### Stated exercise
Make an exact copy of all the material below, apart from the pictures.

### Given records

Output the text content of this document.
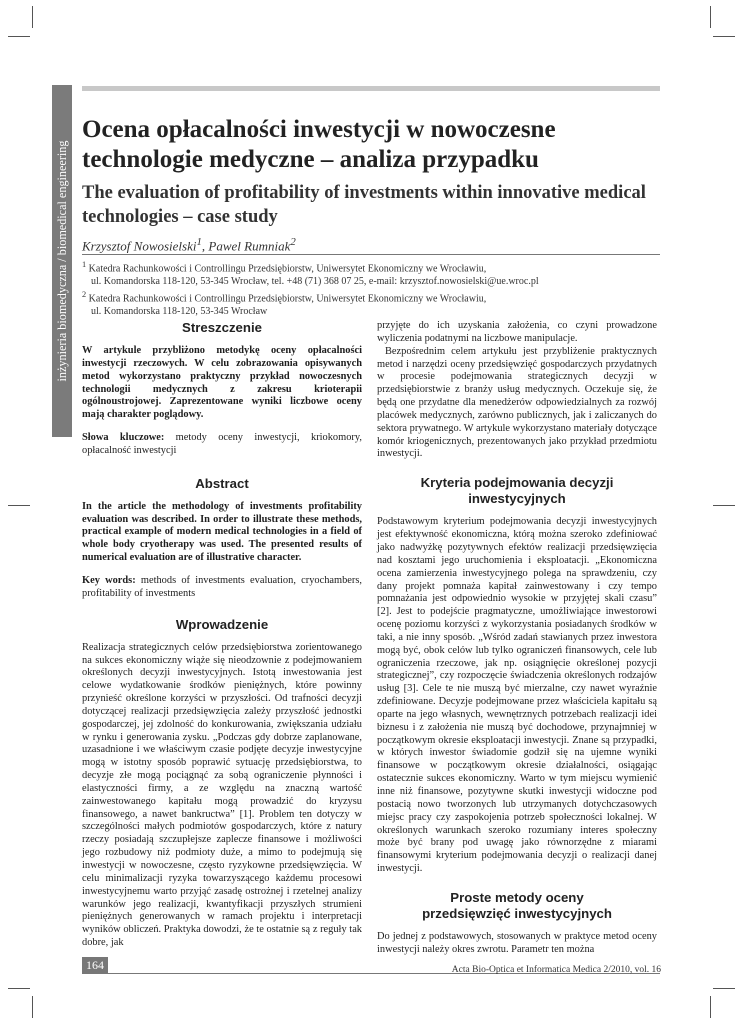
inżynieria biomedyczna / biomedical engineering
Ocena opłacalności inwestycji w nowoczesne technologie medyczne – analiza przypadku
The evaluation of profitability of investments within innovative medical technologies – case study
Krzysztof Nowosielski$^1$, Pawel Rumniak$^2$
$^1$ Katedra Rachunkowości i Controllingu Przedsiębiorstw, Uniwersytet Ekonomiczny we Wrocławiu,
ul. Komandorska 118-120, 53-345 Wrocław, tel. +48 (71) 368 07 25, e-mail: krzysztof.nowosielski@ue.wroc.pl
$^2$ Katedra Rachunkowości i Controllingu Przedsiębiorstw, Uniwersytet Ekonomiczny we Wrocławiu,
ul. Komandorska 118-120, 53-345 Wrocław
Streszczenie

W artykule przybliżono metodykę oceny opłacalności inwestycji rzeczowych. W celu zobrazowania opisywanych metod wykorzystano praktyczny przykład nowoczesnych technologii medycznych z zakresu krioterapii ogólnoustrojowej. Zaprezentowane wyniki liczbowe oceny mają charakter poglądowy.

Słowa kluczowe: metody oceny inwestycji, kriokomory, opłacalność inwestycji

Abstract

In the article the methodology of investments profitability evaluation was described. In order to illustrate these methods, practical example of modern medical technologies in a field of whole body cryotherapy was used. The presented results of numerical evaluation are of illustrative character.

Key words: methods of investments evaluation, cryochambers, profitability of investments

Wprowadzenie

Realizacja strategicznych celów przedsiębiorstwa zorientowanego na sukces ekonomiczny wiąże się nieodzownie z podejmowaniem określonych decyzji inwestycyjnych. Istotą inwestowania jest celowe wydatkowanie środków pieniężnych, które powinny przynieść określone korzyści w przyszłości. Od trafności decyzji dotyczącej realizacji przedsięwzięcia zależy przyszłość jednostki gospodarczej, jej zdolność do konkurowania, zwiększania udziału w rynku i generowania zysku. „Podczas gdy dobrze zaplanowane, uzasadnione i we właściwym czasie podjęte decyzje inwestycyjne mogą w istotny sposób poprawić sytuację przedsiębiorstwa, to decyzje złe mogą pociągnąć za sobą ograniczenie płynności i elastyczności firmy, a ze względu na znaczną wartość zainwestowanego kapitału mogą prowadzić do kryzysu finansowego, a nawet bankructwa” [1]. Problem ten dotyczy w szczególności małych podmiotów gospodarczych, które z natury rzeczy posiadają szczupłejsze zaplecze finansowe i możliwości jego rozbudowy niż podmioty duże, a mimo to podejmują się inwestycji w nowoczesne, często ryzykowne przedsięwzięcia. W celu minimalizacji ryzyka towarzyszącego każdemu procesowi inwestycyjnemu warto przyjąć zasadę ostrożnej i rzetelnej analizy warunków jego realizacji, kwantyfikacji przyszłych strumieni pieniężnych generowanych w ramach projektu i interpretacji wyników obliczeń. Praktyka dowodzi, że te ostatnie są z reguły tak dobre, jak

przyjęte do ich uzyskania założenia, co czyni prowadzone wyliczenia podatnymi na liczbowe manipulacje.

Bezpośrednim celem artykułu jest przybliżenie praktycznych metod i narzędzi oceny przedsięwzięć gospodarczych przydatnych w procesie podejmowania strategicznych decyzji w przedsiębiorstwie z branży usług medycznych. Oczekuje się, że będą one przydatne dla menedżerów odpowiedzialnych za rozwój placówek medycznych, zarówno publicznych, jak i zaliczanych do sektora prywatnego. W artykule wykorzystano materiały dotyczące komór kriogenicznych, prezentowanych jako przykład przedmiotu inwestycji.

Kryteria podejmowania decyzji inwestycyjnych

Podstawowym kryterium podejmowania decyzji inwestycyjnych jest efektywność ekonomiczna, którą można szeroko zdefiniować jako nadwyżkę pozytywnych efektów realizacji przedsięwzięcia nad kosztami jego uruchomienia i eksploatacji. „Ekonomiczna ocena zamierzenia inwestycyjnego polega na sprawdzeniu, czy dany projekt pomnaża kapitał zainwestowany i czy tempo pomnażania jest odpowiednio wysokie w przyjętej skali czasu” [2]. Jest to podejście pragmatyczne, umożliwiające inwestorowi ocenę poziomu korzyści z wykorzystania posiadanych środków w taki, a nie inny sposób. „Wśród zadań stawianych przez inwestora mogą być, obok celów lub tylko ograniczeń finansowych, cele lub ograniczenia rzeczowe, jak np. osiągnięcie określonej pozycji strategicznej”, czy rozpoczęcie świadczenia określonych rodzajów usług [3]. Cele te nie muszą być mierzalne, czy nawet wyraźnie zdefiniowane. Decyzje podejmowane przez właściciela kapitału są oparte na jego własnych, wewnętrznych potrzebach realizacji idei biznesu i z założenia nie muszą być dochodowe, przynajmniej w początkowym okresie eksploatacji inwestycji. Znane są przypadki, w których inwestor świadomie godził się na ujemne wyniki finansowe w początkowym okresie działalności, osiągając ostatecznie sukces ekonomiczny. Warto w tym miejscu wymienić inne niż finansowe, pozytywne skutki inwestycji widoczne pod postacią nowo tworzonych lub utrzymanych dotychczasowych miejsc pracy czy zaspokojenia potrzeb społeczności lokalnej. W określonych warunkach szeroko rozumiany interes społeczny może być brany pod uwagę jako równorzędne z miarami finansowymi kryterium podejmowania decyzji o realizacji danej inwestycji.

Proste metody oceny przedsięwzięć inwestycyjnych

Do jednej z podstawowych, stosowanych w praktyce metod oceny inwestycji należy okres zwrotu. Parametr ten można

164	Acta Bio-Optica et Informatica Medica 2/2010, vol. 16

### Output for this exercise
Output the text content of this document.
inżynieria biomedyczna / biomedical engineering
Ocena opłacalności inwestycji w nowoczesne technologie medyczne – analiza przypadku
The evaluation of profitability of investments within innovative medical technologies – case study
Krzysztof Nowosielski$^1$, Pawel Rumniak$^2$
$^1$ Katedra Rachunkowości i Controllingu Przedsiębiorstw, Uniwersytet Ekonomiczny we Wrocławiu,
ul. Komandorska 118-120, 53-345 Wrocław, tel. +48 (71) 368 07 25, e-mail: krzysztof.nowosielski@ue.wroc.pl
$^2$ Katedra Rachunkowości i Controllingu Przedsiębiorstw, Uniwersytet Ekonomiczny we Wrocławiu,
ul. Komandorska 118-120, 53-345 Wrocław
Streszczenie

W artykule przybliżono metodykę oceny opłacalności inwestycji rzeczowych. W celu zobrazowania opisywanych metod wykorzystano praktyczny przykład nowoczesnych technologii medycznych z zakresu krioterapii ogólnoustrojowej. Zaprezentowane wyniki liczbowe oceny mają charakter poglądowy.

Słowa kluczowe: metody oceny inwestycji, kriokomory, opłacalność inwestycji

Abstract

In the article the methodology of investments profitability evaluation was described. In order to illustrate these methods, practical example of modern medical technologies in a field of whole body cryotherapy was used. The presented results of numerical evaluation are of illustrative character.

Key words: methods of investments evaluation, cryochambers, profitability of investments

Wprowadzenie

Realizacja strategicznych celów przedsiębiorstwa zorientowanego na sukces ekonomiczny wiąże się nieodzownie z podejmowaniem określonych decyzji inwestycyjnych. Istotą inwestowania jest celowe wydatkowanie środków pieniężnych, które powinny przynieść określone korzyści w przyszłości. Od trafności decyzji dotyczącej realizacji przedsięwzięcia zależy przyszłość jednostki gospodarczej, jej zdolność do konkurowania, zwiększania udziału w rynku i generowania zysku. „Podczas gdy dobrze zaplanowane, uzasadnione i we właściwym czasie podjęte decyzje inwestycyjne mogą w istotny sposób poprawić sytuację przedsiębiorstwa, to decyzje złe mogą pociągnąć za sobą ograniczenie płynności i elastyczności firmy, a ze względu na znaczną wartość zainwestowanego kapitału mogą prowadzić do kryzysu finansowego, a nawet bankructwa” [1]. Problem ten dotyczy w szczególności małych podmiotów gospodarczych, które z natury rzeczy posiadają szczupłejsze zaplecze finansowe i możliwości jego rozbudowy niż podmioty duże, a mimo to podejmują się inwestycji w nowoczesne, często ryzykowne przedsięwzięcia. W celu minimalizacji ryzyka towarzyszącego każdemu procesowi inwestycyjnemu warto przyjąć zasadę ostrożnej i rzetelnej analizy warunków jego realizacji, kwantyfikacji przyszłych strumieni pieniężnych generowanych w ramach projektu i interpretacji wyników obliczeń. Praktyka dowodzi, że te ostatnie są z reguły tak dobre, jak

przyjęte do ich uzyskania założenia, co czyni prowadzone wyliczenia podatnymi na liczbowe manipulacje.

Bezpośrednim celem artykułu jest przybliżenie praktycznych metod i narzędzi oceny przedsięwzięć gospodarczych przydatnych w procesie podejmowania strategicznych decyzji w przedsiębiorstwie z branży usług medycznych. Oczekuje się, że będą one przydatne dla menedżerów odpowiedzialnych za rozwój placówek medycznych, zarówno publicznych, jak i zaliczanych do sektora prywatnego. W artykule wykorzystano materiały dotyczące komór kriogenicznych, prezentowanych jako przykład przedmiotu inwestycji.

Kryteria podejmowania decyzji inwestycyjnych

Podstawowym kryterium podejmowania decyzji inwestycyjnych jest efektywność ekonomiczna, którą można szeroko zdefiniować jako nadwyżkę pozytywnych efektów realizacji przedsięwzięcia nad kosztami jego uruchomienia i eksploatacji. „Ekonomiczna ocena zamierzenia inwestycyjnego polega na sprawdzeniu, czy dany projekt pomnaża kapitał zainwestowany i czy tempo pomnażania jest odpowiednio wysokie w przyjętej skali czasu” [2]. Jest to podejście pragmatyczne, umożliwiające inwestorowi ocenę poziomu korzyści z wykorzystania posiadanych środków w taki, a nie inny sposób. „Wśród zadań stawianych przez inwestora mogą być, obok celów lub tylko ograniczeń finansowych, cele lub ograniczenia rzeczowe, jak np. osiągnięcie określonej pozycji strategicznej”, czy rozpoczęcie świadczenia określonych rodzajów usług [3]. Cele te nie muszą być mierzalne, czy nawet wyraźnie zdefiniowane. Decyzje podejmowane przez właściciela kapitału są oparte na jego własnych, wewnętrznych potrzebach realizacji idei biznesu i z założenia nie muszą być dochodowe, przynajmniej w początkowym okresie eksploatacji inwestycji. Znane są przypadki, w których inwestor świadomie godził się na ujemne wyniki finansowe w początkowym okresie działalności, osiągając ostatecznie sukces ekonomiczny. Warto w tym miejscu wymienić inne niż finansowe, pozytywne skutki inwestycji widoczne pod postacią nowo tworzonych lub utrzymanych dotychczasowych miejsc pracy czy zaspokojenia potrzeb społeczności lokalnej. W określonych warunkach szeroko rozumiany interes społeczny może być brany pod uwagę jako równorzędne z miarami finansowymi kryterium podejmowania decyzji o realizacji danej inwestycji.

Proste metody oceny przedsięwzięć inwestycyjnych

Do jednej z podstawowych, stosowanych w praktyce metod oceny inwestycji należy okres zwrotu. Parametr ten można

164	Acta Bio-Optica et Informatica Medica 2/2010, vol. 16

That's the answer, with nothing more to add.